Task instructions.
Where a line contains the word "ylabel", copy that line.

Data to process.
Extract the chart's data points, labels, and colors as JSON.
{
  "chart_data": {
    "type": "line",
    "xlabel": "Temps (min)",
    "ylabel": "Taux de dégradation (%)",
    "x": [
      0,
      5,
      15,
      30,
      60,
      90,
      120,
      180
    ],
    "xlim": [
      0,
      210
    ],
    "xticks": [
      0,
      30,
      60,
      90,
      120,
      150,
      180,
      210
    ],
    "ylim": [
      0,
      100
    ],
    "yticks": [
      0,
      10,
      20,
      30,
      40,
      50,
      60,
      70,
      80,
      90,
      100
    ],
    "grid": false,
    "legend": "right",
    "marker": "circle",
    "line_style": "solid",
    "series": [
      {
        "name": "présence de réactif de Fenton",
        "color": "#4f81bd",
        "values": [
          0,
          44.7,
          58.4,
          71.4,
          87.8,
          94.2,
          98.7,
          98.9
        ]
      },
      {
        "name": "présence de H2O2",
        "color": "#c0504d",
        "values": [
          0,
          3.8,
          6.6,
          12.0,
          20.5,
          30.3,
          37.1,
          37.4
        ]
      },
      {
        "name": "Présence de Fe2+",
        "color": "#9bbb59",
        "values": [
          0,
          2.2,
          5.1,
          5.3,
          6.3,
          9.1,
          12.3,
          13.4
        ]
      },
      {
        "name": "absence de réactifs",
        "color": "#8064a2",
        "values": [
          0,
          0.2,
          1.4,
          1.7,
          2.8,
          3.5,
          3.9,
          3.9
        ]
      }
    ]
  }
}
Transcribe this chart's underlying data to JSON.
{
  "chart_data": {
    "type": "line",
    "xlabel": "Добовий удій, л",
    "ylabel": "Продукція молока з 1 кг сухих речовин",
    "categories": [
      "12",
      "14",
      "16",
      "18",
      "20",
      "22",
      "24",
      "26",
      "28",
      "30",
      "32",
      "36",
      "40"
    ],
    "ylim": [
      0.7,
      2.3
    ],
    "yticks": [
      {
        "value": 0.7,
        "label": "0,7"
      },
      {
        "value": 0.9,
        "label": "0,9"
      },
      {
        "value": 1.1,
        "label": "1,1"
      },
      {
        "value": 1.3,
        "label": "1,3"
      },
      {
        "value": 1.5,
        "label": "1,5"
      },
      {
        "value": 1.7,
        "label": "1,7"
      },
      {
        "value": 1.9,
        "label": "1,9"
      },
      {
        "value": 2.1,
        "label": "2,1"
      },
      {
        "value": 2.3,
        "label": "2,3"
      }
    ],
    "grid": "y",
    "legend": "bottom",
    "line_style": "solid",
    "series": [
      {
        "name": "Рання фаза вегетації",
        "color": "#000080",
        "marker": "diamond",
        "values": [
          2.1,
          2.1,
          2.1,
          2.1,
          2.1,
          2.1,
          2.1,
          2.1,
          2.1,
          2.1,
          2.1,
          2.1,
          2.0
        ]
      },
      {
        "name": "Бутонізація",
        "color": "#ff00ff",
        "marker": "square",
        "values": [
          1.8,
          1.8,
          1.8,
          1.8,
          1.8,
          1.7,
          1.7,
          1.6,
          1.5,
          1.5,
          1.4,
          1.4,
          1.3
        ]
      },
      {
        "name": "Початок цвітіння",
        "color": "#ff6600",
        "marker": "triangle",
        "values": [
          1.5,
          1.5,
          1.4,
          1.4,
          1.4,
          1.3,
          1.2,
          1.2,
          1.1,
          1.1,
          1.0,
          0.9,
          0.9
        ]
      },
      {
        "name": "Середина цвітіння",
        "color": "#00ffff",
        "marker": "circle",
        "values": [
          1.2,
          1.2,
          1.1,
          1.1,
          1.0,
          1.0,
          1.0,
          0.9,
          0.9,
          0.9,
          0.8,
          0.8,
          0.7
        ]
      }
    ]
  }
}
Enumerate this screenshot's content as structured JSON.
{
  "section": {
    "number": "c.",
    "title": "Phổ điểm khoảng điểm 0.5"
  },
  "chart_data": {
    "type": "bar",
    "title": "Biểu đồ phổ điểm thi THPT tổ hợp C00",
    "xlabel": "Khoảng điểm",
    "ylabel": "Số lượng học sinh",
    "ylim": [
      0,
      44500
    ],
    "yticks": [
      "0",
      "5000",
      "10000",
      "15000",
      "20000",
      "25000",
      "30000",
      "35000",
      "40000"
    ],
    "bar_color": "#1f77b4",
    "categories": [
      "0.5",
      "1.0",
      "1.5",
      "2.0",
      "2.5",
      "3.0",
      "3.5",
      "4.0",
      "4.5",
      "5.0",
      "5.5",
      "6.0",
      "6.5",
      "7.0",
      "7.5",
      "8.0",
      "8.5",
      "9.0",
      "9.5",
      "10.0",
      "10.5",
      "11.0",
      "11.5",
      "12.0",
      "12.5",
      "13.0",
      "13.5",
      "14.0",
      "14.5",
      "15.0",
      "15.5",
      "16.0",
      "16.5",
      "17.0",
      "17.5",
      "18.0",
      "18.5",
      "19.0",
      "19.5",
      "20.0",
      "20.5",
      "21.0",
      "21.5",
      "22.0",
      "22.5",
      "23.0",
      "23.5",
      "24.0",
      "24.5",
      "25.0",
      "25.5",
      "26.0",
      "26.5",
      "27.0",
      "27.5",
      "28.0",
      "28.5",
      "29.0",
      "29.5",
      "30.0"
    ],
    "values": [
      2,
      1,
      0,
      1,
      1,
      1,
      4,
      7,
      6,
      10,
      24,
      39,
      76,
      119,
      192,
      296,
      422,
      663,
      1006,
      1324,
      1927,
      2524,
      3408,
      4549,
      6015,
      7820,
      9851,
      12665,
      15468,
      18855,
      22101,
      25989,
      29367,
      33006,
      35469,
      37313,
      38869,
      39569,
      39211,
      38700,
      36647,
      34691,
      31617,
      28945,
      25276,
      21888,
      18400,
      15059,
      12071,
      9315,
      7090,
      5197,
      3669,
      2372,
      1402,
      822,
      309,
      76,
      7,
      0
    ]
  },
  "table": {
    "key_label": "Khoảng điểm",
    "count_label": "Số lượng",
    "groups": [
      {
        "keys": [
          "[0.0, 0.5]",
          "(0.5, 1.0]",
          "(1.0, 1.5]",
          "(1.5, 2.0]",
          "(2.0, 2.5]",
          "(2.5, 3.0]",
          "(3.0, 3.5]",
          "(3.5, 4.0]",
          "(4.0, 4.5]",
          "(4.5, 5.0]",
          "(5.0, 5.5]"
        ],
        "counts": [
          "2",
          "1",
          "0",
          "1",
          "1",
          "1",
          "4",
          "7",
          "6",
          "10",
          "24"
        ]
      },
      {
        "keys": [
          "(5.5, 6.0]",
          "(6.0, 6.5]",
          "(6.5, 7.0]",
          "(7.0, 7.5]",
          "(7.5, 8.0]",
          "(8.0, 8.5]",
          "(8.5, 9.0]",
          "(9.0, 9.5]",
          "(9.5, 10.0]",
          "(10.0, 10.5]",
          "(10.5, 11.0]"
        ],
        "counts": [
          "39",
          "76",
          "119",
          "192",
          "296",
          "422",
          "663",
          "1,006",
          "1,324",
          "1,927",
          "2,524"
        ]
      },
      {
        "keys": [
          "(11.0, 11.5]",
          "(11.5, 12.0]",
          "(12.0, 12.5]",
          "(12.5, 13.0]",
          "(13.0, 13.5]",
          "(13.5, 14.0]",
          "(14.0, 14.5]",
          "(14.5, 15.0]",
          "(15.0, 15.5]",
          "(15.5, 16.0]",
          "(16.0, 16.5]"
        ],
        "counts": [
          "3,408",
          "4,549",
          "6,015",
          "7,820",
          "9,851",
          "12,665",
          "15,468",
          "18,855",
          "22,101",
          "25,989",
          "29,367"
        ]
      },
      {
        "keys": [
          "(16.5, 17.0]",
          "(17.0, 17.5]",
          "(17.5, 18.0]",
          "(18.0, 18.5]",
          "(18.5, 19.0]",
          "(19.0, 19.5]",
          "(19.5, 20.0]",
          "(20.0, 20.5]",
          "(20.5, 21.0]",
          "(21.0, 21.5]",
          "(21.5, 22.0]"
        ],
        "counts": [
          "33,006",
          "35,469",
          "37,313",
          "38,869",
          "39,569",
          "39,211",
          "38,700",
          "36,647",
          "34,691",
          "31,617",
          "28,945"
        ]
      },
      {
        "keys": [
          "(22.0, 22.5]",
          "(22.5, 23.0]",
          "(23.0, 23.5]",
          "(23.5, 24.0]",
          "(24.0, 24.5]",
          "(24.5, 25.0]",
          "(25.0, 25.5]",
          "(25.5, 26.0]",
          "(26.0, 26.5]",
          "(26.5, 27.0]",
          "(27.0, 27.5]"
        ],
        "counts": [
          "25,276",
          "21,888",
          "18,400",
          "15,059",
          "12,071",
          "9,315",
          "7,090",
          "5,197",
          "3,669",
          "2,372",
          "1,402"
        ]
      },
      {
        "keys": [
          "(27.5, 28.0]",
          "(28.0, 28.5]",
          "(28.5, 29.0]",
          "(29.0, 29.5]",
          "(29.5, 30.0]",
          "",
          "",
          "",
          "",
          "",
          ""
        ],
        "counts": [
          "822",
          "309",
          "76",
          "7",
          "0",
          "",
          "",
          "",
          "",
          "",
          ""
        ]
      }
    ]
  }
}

Correct result.
    "ylabel": "Taux de dégradation (%)",
    "ylabel": "Продукція молока з 1 кг сухих речовин",
    "ylabel": "Số lượng học sinh",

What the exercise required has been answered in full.